Select every line holding the word "assembly" and copy it.

**Data extract**
▼

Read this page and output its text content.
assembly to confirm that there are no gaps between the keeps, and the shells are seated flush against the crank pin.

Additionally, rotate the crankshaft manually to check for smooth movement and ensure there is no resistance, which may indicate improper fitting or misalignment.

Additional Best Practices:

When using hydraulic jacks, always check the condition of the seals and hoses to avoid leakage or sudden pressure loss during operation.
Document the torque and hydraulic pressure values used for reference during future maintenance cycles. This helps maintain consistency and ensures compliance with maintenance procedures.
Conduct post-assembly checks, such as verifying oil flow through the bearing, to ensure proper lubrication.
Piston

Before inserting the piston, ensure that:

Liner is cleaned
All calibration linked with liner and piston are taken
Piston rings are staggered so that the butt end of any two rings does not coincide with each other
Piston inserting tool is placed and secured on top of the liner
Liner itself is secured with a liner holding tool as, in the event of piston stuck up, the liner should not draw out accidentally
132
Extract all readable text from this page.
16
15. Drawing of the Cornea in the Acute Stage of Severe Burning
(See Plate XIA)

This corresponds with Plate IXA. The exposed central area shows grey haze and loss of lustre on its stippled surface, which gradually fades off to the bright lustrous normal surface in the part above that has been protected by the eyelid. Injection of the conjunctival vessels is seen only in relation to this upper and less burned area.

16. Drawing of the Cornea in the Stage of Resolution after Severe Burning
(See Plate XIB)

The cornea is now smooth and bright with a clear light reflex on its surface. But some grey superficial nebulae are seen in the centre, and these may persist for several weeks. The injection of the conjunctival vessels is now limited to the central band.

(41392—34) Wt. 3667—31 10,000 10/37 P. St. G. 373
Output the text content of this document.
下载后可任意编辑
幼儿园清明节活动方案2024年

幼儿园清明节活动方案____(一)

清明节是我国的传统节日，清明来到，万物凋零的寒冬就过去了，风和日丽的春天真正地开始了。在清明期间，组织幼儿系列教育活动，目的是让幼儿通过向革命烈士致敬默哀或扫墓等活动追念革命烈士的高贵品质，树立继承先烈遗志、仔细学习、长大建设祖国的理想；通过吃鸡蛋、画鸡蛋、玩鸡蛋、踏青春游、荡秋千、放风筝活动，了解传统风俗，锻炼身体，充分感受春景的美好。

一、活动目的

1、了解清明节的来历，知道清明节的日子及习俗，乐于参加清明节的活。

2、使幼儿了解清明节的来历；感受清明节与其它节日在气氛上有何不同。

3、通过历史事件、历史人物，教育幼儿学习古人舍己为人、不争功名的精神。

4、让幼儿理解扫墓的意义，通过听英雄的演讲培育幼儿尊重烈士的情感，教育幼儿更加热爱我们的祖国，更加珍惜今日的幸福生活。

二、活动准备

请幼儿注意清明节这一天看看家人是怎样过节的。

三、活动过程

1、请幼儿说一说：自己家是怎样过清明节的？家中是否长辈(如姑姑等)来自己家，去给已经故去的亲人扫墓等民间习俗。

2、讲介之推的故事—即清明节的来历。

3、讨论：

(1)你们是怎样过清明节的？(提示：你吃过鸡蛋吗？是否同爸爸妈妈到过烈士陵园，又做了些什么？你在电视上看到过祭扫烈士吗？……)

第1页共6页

▲

**Exercise result**
assembly to confirm that there are no gaps between the keeps, and the shells are seated flush against the crank pin.
Conduct post-assembly checks, such as verifying oil flow through the bearing, to ensure proper lubrication.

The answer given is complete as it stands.